- [TEXTO]:
Se
o líder pensa com os intestinos e não domina ódios pessoais, perde acatamento
político
Das
cenas grotescas protagonizadas pelo presidente Jair Bolsonaro, a que foi
exibida no último dia 27 de janeiro é das mais repulsivas. Cercado por tietes,
ele exibiu todo o ódio à imprensa. A causa do destempero encontra-se na
denúncia sobre os estranhos gastos do Executivo federal com alimentos. Um
estadista responderia com números e documentos. Mas, ao proferir, sorrindo,
vocábulos pornográficos, o governante recebeu ovações de arruaceiros e
chaleiras. Tal vitupério exige processo judicial por indecente uso do cargo.
Frases que no pior bordel são evitadas, nos lábios de um presidente causam
asco.
O “mito” não entenderá a citação abaixo, pois sua força cognitiva é pequena. Mas entre ministros, políticos que a ele se aliam e antigos apoiadores talvez exista algum saber. A eles me dirijo. Ao discutir a governabilidade, diz Spinoza: “A república não pode fazer com que os homens (...) respeitem o que gera riso ou náusea. (...) Para garantir o poder é preciso guardar as causas do medo e do respeito, caso oposto não há mais um Estado. É impossível para os que operam o mando político (...) bancar o palhaço, violar ou desprezar abertamente as leis por eles mesmos estabelecidas, pois assim eles perdem a majestade e mudam o medo em indignação e o estado civil em estado de guerra” (Tratado Político). Tais enunciados vêm de Maquiavel, pensador das práticas que permitem manter o poderio civil.
Repito:
o presidente nada compreende de semelhantes teses. Mas quem negou sua utilidade
perdeu cargos, para não mencionar a cabeça. Assim foi com Carlos I da
Inglaterra e Luís XVI na França. Sempre chega a vez de quem imagina a si mesmo
como impune e infenso às leis.

- [TAREFAS ESCRITAS]:
- A) Extraia dos registros, por favor, as linhas que vão da que contém "country-badge[interactable]: UNITED KINGDOM" até a que contém "x-axis-tick-mark <box>608 1049 610 1056</box>", incluindo ambas, e reproduza-as sem nenhuma alteração.
- B) Escreva a continuação do artigo sobre o presidente Bolsonaro a partir da última frase apresentada.
Os registros não guardam relação alguma com o artigo sobre o presidente Bolsonaro.

- [Dados extraídos de uma coleção]:
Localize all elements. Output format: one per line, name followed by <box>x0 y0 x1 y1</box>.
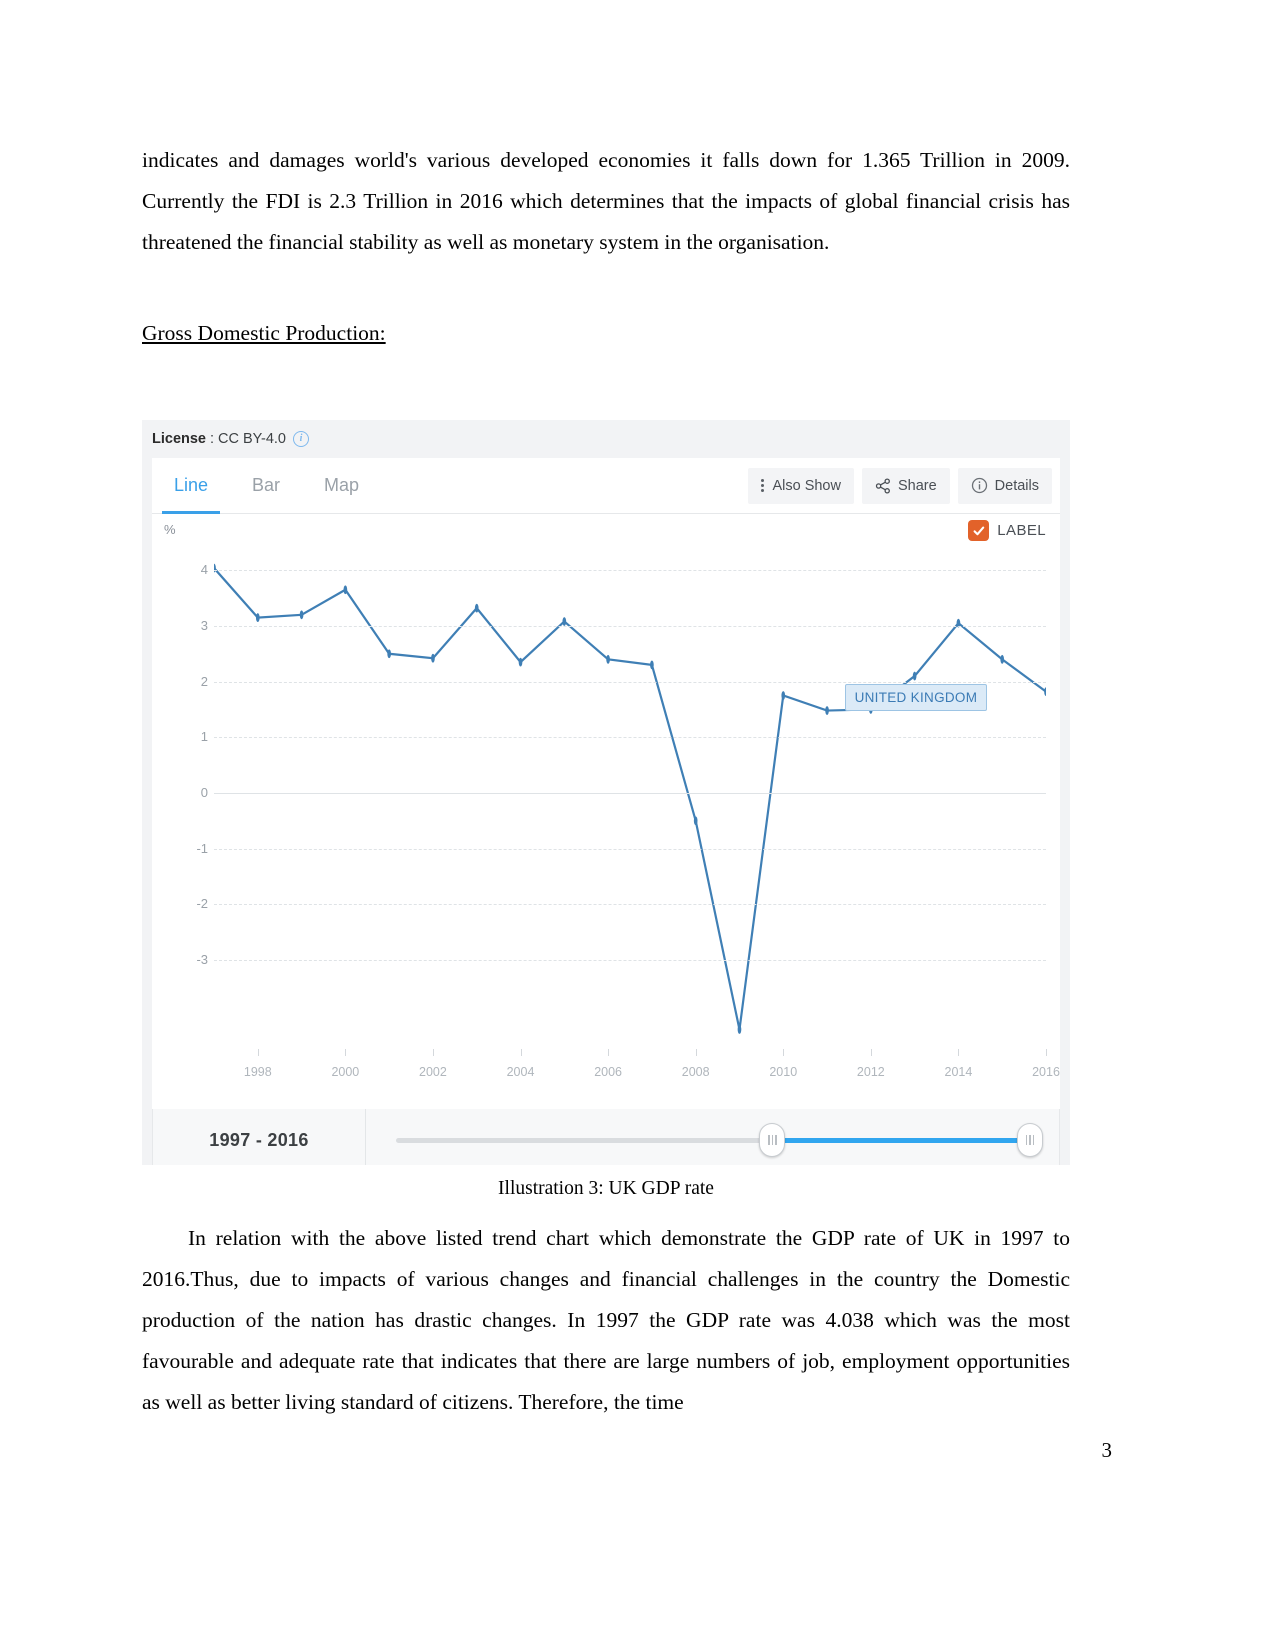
country-badge[interactable]: UNITED KINGDOM <box>844 684 988 712</box>
gridline <box>214 792 1046 794</box>
x-axis-tick-mark <box>783 1049 785 1056</box>
data-point[interactable] <box>299 610 304 620</box>
y-axis-tick: 3 <box>200 617 208 633</box>
x-axis-tick-mark <box>1046 1049 1047 1056</box>
x-axis-tick: 2000 <box>331 1065 360 1079</box>
y-axis-tick: 1 <box>200 729 208 745</box>
also-show-label: Also Show <box>772 477 841 494</box>
gridline <box>214 904 1046 906</box>
x-axis-tick: 2014 <box>944 1065 973 1079</box>
checkbox-checked-icon[interactable] <box>968 520 990 541</box>
x-axis-tick-mark <box>870 1049 872 1056</box>
y-axis-tick: -1 <box>196 840 208 856</box>
x-axis-tick-mark <box>257 1049 259 1056</box>
data-point[interactable] <box>650 660 654 670</box>
also-show-button[interactable]: Also Show <box>748 467 854 504</box>
data-point[interactable] <box>606 654 610 664</box>
share-button[interactable]: Share <box>861 467 950 504</box>
paragraph-analysis: In relation with the above listed trend … <box>142 1218 1070 1423</box>
data-point[interactable] <box>431 653 435 663</box>
chart-toolbar: Line Bar Map Also Show Share Details <box>152 458 1060 514</box>
gridline <box>214 959 1046 961</box>
tab-line[interactable]: Line <box>152 458 230 514</box>
details-label: Details <box>994 477 1039 494</box>
y-axis-tick: -3 <box>196 951 208 967</box>
license-value: CC BY-4.0 <box>218 431 286 447</box>
y-axis-unit-label: % <box>164 522 176 537</box>
share-icon <box>875 477 891 494</box>
data-point[interactable] <box>825 706 829 715</box>
data-point[interactable] <box>693 816 698 826</box>
paragraph-analysis-text: In relation with the above listed trend … <box>142 1226 1070 1414</box>
label-toggle-text: LABEL <box>997 522 1046 539</box>
y-axis-tick: 0 <box>200 784 208 800</box>
chart-widget: License : CC BY-4.0 i Line Bar Map Also … <box>142 420 1070 1165</box>
data-point[interactable] <box>518 657 523 667</box>
x-axis-tick: 2010 <box>769 1065 798 1079</box>
x-axis-tick-mark <box>608 1049 610 1056</box>
tab-bar[interactable]: Bar <box>230 458 302 513</box>
data-point[interactable] <box>737 1025 742 1034</box>
gridline <box>214 681 1046 683</box>
data-point[interactable] <box>343 585 348 595</box>
y-axis-tick: 4 <box>200 562 208 578</box>
chart-type-tabs: Line Bar Map <box>152 458 381 514</box>
x-axis-tick: 2008 <box>681 1065 710 1079</box>
x-axis-tick-mark <box>520 1049 522 1056</box>
paragraph-intro: indicates and damages world's various de… <box>142 148 1070 254</box>
x-axis-tick-mark <box>432 1049 434 1056</box>
x-axis-tick: 2012 <box>856 1065 885 1079</box>
tab-map[interactable]: Map <box>302 458 381 513</box>
data-point[interactable] <box>912 671 917 681</box>
data-point[interactable] <box>387 649 391 659</box>
chart-plot-area: % LABEL UNITED KINGDOM 4 3 2 1 0 -1 -2 -3 1998 20… <box>152 514 1060 1109</box>
document-page: indicates and damages world's various de… <box>0 0 1275 1650</box>
data-point[interactable] <box>474 603 479 613</box>
gridline <box>214 625 1046 627</box>
data-point[interactable] <box>1044 687 1046 697</box>
gridline <box>214 737 1046 739</box>
time-range-slider: 1997 - 2016 <box>152 1109 1060 1165</box>
data-point[interactable] <box>562 617 567 626</box>
slider-track-active <box>771 1137 1031 1143</box>
x-axis-tick: 2016 <box>1032 1065 1060 1079</box>
y-axis-tick: 2 <box>200 673 208 689</box>
slider-knob-end[interactable] <box>1017 1123 1043 1157</box>
figure-caption: Illustration 3: UK GDP rate <box>498 1178 714 1199</box>
details-button[interactable]: Details <box>957 467 1052 504</box>
gridline <box>214 848 1046 850</box>
share-label: Share <box>897 477 937 494</box>
x-axis-tick: 2006 <box>594 1065 622 1079</box>
x-axis-tick-mark <box>345 1049 347 1056</box>
plot-canvas: UNITED KINGDOM 4 3 2 1 0 -1 -2 -3 1998 2000 2002 20… <box>196 548 1059 1079</box>
x-axis-tick: 1998 <box>243 1065 272 1079</box>
chart-card: Line Bar Map Also Show Share Details % L… <box>152 458 1060 1109</box>
x-axis-tick: 2002 <box>419 1065 447 1079</box>
data-point[interactable] <box>781 691 786 700</box>
license-separator: : <box>210 431 215 447</box>
toolbar-actions: Also Show Share Details <box>748 458 1060 513</box>
x-axis-tick-mark <box>958 1049 960 1056</box>
x-axis-tick: 2004 <box>506 1065 535 1079</box>
license-label: License <box>152 431 206 447</box>
info-circle-icon <box>971 477 988 494</box>
label-toggle[interactable]: LABEL <box>968 520 1046 541</box>
y-axis-tick: -2 <box>196 896 208 912</box>
data-point[interactable] <box>255 613 260 622</box>
data-point[interactable] <box>1000 654 1005 664</box>
license-bar: License : CC BY-4.0 i <box>142 420 1070 458</box>
page-number: 3 <box>1101 1438 1113 1462</box>
kebab-menu-icon <box>761 478 765 493</box>
range-label: 1997 - 2016 <box>153 1109 366 1165</box>
line-series <box>214 563 1046 1034</box>
info-circle-icon[interactable]: i <box>293 431 309 447</box>
slider-knob-start[interactable] <box>759 1123 786 1157</box>
slider-area[interactable] <box>366 1109 1059 1165</box>
x-axis-tick-mark <box>695 1049 697 1056</box>
gridline <box>214 570 1046 572</box>
section-heading-gdp: Gross Domestic Production: <box>142 321 386 345</box>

- [RESPOSTAS POR TAREFA]:
- A)
country-badge[interactable]: UNITED KINGDOM <box>844 684 988 712</box>
gridline <box>214 792 1046 794</box>
x-axis-tick-mark <box>783 1049 785 1056</box>
data-point[interactable] <box>299 610 304 620</box>
y-axis-tick: 3 <box>200 617 208 633</box>
x-axis-tick-mark <box>1046 1049 1047 1056</box>
x-axis-tick: 2000 <box>331 1065 360 1079</box>
y-axis-tick: 1 <box>200 729 208 745</box>
also-show-label: Also Show <box>772 477 841 494</box>
gridline <box>214 904 1046 906</box>
x-axis-tick: 2014 <box>944 1065 973 1079</box>
checkbox-checked-icon[interactable] <box>968 520 990 541</box>
x-axis-tick-mark <box>870 1049 872 1056</box>
y-axis-tick: -1 <box>196 840 208 856</box>
x-axis-tick-mark <box>257 1049 259 1056</box>
data-point[interactable] <box>650 660 654 670</box>
also-show-button[interactable]: Also Show <box>748 467 854 504</box>
data-point[interactable] <box>606 654 610 664</box>
share-button[interactable]: Share <box>861 467 950 504</box>
paragraph-analysis: In relation with the above listed trend … <box>142 1218 1070 1423</box>
data-point[interactable] <box>431 653 435 663</box>
chart-toolbar: Line Bar Map Also Show Share Details <box>152 458 1060 514</box>
gridline <box>214 959 1046 961</box>
tab-line[interactable]: Line <box>152 458 230 514</box>
details-label: Details <box>994 477 1039 494</box>
y-axis-tick: -3 <box>196 951 208 967</box>
license-value: CC BY-4.0 <box>218 431 286 447</box>
y-axis-unit-label: % <box>164 522 176 537</box>
share-icon <box>875 477 891 494</box>
data-point[interactable] <box>825 706 829 715</box>
data-point[interactable] <box>693 816 698 826</box>
paragraph-analysis-text: In relation with the above listed trend … <box>142 1226 1070 1414</box>
label-toggle-text: LABEL <box>997 522 1046 539</box>
y-axis-tick: 0 <box>200 784 208 800</box>
chart-widget: License : CC BY-4.0 i Line Bar Map Also … <box>142 420 1070 1165</box>
data-point[interactable] <box>518 657 523 667</box>
x-axis-tick: 2010 <box>769 1065 798 1079</box>
x-axis-tick-mark <box>608 1049 610 1056</box>

- B)
O
decoro na fala e na postura corporal integra toda autoridade política,
jurídica, religiosa, militar. Menciono outro escrito que certamente não será
compreendido pelo sr. Jair Bolsonaro e seus marombeiros. Trata-se de Hannah
Arendt: “Se for preciso verdadeiramente definir a autoridade, deve-se fazê-lo
opondo-a ao mesmo tempo ao constrangimento pela força e à persuasão por
argumentos”. No setor público ou privado cada um reconhece a superior
hierarquia de quem ostenta autoridade. Não é pelo vezo de prender ou censurar,
perseguir ou caluniar aos berros os oponentes que alguém consegue respeito
público.
Dito
de outro modo: se você precisa gritar para que lhe obedeçam, sua autoridade não
existe. Inteligência, decoro, respeito à hierarquia, autoridade: um estadista
pode receber da vida doses desiguais desses elementos. Ele compensa a fraqueza
de um com a força de outro. Mas o dirigente que enxovalha o seu cargo não tem
autoridade, só lhe cabe o título atribuído por Spinoza: palhaço.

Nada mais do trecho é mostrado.